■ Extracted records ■
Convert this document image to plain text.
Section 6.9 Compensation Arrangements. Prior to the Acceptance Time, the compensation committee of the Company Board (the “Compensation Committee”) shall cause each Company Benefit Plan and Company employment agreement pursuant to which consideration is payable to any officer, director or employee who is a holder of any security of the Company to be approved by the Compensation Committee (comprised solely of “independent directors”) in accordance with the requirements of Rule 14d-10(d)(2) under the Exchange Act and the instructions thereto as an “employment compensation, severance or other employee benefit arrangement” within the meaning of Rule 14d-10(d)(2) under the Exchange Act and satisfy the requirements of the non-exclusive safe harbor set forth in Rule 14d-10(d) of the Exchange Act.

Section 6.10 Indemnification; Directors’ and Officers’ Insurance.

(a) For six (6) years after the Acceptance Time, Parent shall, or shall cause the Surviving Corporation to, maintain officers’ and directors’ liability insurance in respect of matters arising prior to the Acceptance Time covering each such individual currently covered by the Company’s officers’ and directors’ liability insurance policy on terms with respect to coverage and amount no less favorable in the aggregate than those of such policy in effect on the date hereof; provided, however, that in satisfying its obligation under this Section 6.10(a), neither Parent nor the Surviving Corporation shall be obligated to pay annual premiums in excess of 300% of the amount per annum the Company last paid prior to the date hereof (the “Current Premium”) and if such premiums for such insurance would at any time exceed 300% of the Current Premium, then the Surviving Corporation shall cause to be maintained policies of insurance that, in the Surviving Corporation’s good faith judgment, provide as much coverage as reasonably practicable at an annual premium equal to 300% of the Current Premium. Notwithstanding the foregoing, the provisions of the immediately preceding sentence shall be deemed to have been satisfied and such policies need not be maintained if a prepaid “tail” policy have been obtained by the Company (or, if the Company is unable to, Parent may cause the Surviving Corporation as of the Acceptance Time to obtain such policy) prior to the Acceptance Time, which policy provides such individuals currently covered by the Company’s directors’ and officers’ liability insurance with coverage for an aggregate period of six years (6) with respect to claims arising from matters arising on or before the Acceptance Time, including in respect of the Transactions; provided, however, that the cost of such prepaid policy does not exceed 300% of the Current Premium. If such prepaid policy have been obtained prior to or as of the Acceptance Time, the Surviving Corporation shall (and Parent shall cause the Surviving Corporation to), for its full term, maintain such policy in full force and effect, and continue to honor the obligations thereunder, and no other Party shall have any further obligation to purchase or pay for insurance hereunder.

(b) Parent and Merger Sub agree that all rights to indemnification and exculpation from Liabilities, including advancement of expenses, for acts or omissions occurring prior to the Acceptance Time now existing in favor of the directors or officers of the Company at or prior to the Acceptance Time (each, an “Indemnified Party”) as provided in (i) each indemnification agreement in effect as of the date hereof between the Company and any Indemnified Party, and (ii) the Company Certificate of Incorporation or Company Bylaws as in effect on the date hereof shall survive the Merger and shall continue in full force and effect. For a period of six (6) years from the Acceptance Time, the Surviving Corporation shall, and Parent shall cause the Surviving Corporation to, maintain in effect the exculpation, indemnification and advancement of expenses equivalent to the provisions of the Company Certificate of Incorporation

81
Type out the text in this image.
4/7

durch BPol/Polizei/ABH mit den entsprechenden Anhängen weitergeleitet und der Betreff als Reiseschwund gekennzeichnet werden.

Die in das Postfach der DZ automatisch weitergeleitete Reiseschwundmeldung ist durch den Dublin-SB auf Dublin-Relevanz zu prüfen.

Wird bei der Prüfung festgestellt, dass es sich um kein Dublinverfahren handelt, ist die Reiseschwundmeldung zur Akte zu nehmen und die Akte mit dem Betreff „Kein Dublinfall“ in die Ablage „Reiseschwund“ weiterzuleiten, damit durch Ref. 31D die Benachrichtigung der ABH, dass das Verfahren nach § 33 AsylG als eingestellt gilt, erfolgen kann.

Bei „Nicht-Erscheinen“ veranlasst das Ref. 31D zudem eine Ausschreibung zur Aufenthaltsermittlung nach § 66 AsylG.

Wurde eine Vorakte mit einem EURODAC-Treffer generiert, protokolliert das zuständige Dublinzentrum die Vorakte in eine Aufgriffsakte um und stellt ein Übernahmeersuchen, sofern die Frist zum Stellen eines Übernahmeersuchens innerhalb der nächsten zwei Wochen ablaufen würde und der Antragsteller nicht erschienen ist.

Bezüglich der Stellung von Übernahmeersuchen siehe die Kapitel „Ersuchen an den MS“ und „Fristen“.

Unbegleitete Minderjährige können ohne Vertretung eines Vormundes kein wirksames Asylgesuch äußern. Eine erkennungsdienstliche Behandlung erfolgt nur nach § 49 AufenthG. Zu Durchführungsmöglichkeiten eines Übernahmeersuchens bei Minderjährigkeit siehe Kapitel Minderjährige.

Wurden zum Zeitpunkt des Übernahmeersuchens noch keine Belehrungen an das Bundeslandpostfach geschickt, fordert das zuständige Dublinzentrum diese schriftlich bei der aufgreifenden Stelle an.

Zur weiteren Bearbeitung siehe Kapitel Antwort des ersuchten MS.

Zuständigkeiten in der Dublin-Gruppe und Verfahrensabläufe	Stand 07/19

■ Aim of the exercise ■
Could you quote the material above in full, exactly as it stands?

■ Exercise solution ■
Convert this document image to plain text.
Section 6.9 Compensation Arrangements. Prior to the Acceptance Time, the compensation committee of the Company Board (the “Compensation Committee”) shall cause each Company Benefit Plan and Company employment agreement pursuant to which consideration is payable to any officer, director or employee who is a holder of any security of the Company to be approved by the Compensation Committee (comprised solely of “independent directors”) in accordance with the requirements of Rule 14d-10(d)(2) under the Exchange Act and the instructions thereto as an “employment compensation, severance or other employee benefit arrangement” within the meaning of Rule 14d-10(d)(2) under the Exchange Act and satisfy the requirements of the non-exclusive safe harbor set forth in Rule 14d-10(d) of the Exchange Act.

Section 6.10 Indemnification; Directors’ and Officers’ Insurance.

(a) For six (6) years after the Acceptance Time, Parent shall, or shall cause the Surviving Corporation to, maintain officers’ and directors’ liability insurance in respect of matters arising prior to the Acceptance Time covering each such individual currently covered by the Company’s officers’ and directors’ liability insurance policy on terms with respect to coverage and amount no less favorable in the aggregate than those of such policy in effect on the date hereof; provided, however, that in satisfying its obligation under this Section 6.10(a), neither Parent nor the Surviving Corporation shall be obligated to pay annual premiums in excess of 300% of the amount per annum the Company last paid prior to the date hereof (the “Current Premium”) and if such premiums for such insurance would at any time exceed 300% of the Current Premium, then the Surviving Corporation shall cause to be maintained policies of insurance that, in the Surviving Corporation’s good faith judgment, provide as much coverage as reasonably practicable at an annual premium equal to 300% of the Current Premium. Notwithstanding the foregoing, the provisions of the immediately preceding sentence shall be deemed to have been satisfied and such policies need not be maintained if a prepaid “tail” policy have been obtained by the Company (or, if the Company is unable to, Parent may cause the Surviving Corporation as of the Acceptance Time to obtain such policy) prior to the Acceptance Time, which policy provides such individuals currently covered by the Company’s directors’ and officers’ liability insurance with coverage for an aggregate period of six years (6) with respect to claims arising from matters arising on or before the Acceptance Time, including in respect of the Transactions; provided, however, that the cost of such prepaid policy does not exceed 300% of the Current Premium. If such prepaid policy have been obtained prior to or as of the Acceptance Time, the Surviving Corporation shall (and Parent shall cause the Surviving Corporation to), for its full term, maintain such policy in full force and effect, and continue to honor the obligations thereunder, and no other Party shall have any further obligation to purchase or pay for insurance hereunder.

(b) Parent and Merger Sub agree that all rights to indemnification and exculpation from Liabilities, including advancement of expenses, for acts or omissions occurring prior to the Acceptance Time now existing in favor of the directors or officers of the Company at or prior to the Acceptance Time (each, an “Indemnified Party”) as provided in (i) each indemnification agreement in effect as of the date hereof between the Company and any Indemnified Party, and (ii) the Company Certificate of Incorporation or Company Bylaws as in effect on the date hereof shall survive the Merger and shall continue in full force and effect. For a period of six (6) years from the Acceptance Time, the Surviving Corporation shall, and Parent shall cause the Surviving Corporation to, maintain in effect the exculpation, indemnification and advancement of expenses equivalent to the provisions of the Company Certificate of Incorporation

81
Type out the text in this image.
4/7

durch BPol/Polizei/ABH mit den entsprechenden Anhängen weitergeleitet und der Betreff als Reiseschwund gekennzeichnet werden.

Die in das Postfach der DZ automatisch weitergeleitete Reiseschwundmeldung ist durch den Dublin-SB auf Dublin-Relevanz zu prüfen.

Wird bei der Prüfung festgestellt, dass es sich um kein Dublinverfahren handelt, ist die Reiseschwundmeldung zur Akte zu nehmen und die Akte mit dem Betreff „Kein Dublinfall“ in die Ablage „Reiseschwund“ weiterzuleiten, damit durch Ref. 31D die Benachrichtigung der ABH, dass das Verfahren nach § 33 AsylG als eingestellt gilt, erfolgen kann.

Bei „Nicht-Erscheinen“ veranlasst das Ref. 31D zudem eine Ausschreibung zur Aufenthaltsermittlung nach § 66 AsylG.

Wurde eine Vorakte mit einem EURODAC-Treffer generiert, protokolliert das zuständige Dublinzentrum die Vorakte in eine Aufgriffsakte um und stellt ein Übernahmeersuchen, sofern die Frist zum Stellen eines Übernahmeersuchens innerhalb der nächsten zwei Wochen ablaufen würde und der Antragsteller nicht erschienen ist.

Bezüglich der Stellung von Übernahmeersuchen siehe die Kapitel „Ersuchen an den MS“ und „Fristen“.

Unbegleitete Minderjährige können ohne Vertretung eines Vormundes kein wirksames Asylgesuch äußern. Eine erkennungsdienstliche Behandlung erfolgt nur nach § 49 AufenthG. Zu Durchführungsmöglichkeiten eines Übernahmeersuchens bei Minderjährigkeit siehe Kapitel Minderjährige.

Wurden zum Zeitpunkt des Übernahmeersuchens noch keine Belehrungen an das Bundeslandpostfach geschickt, fordert das zuständige Dublinzentrum diese schriftlich bei der aufgreifenden Stelle an.

Zur weiteren Bearbeitung siehe Kapitel Antwort des ersuchten MS.

Zuständigkeiten in der Dublin-Gruppe und Verfahrensabläufe	Stand 07/19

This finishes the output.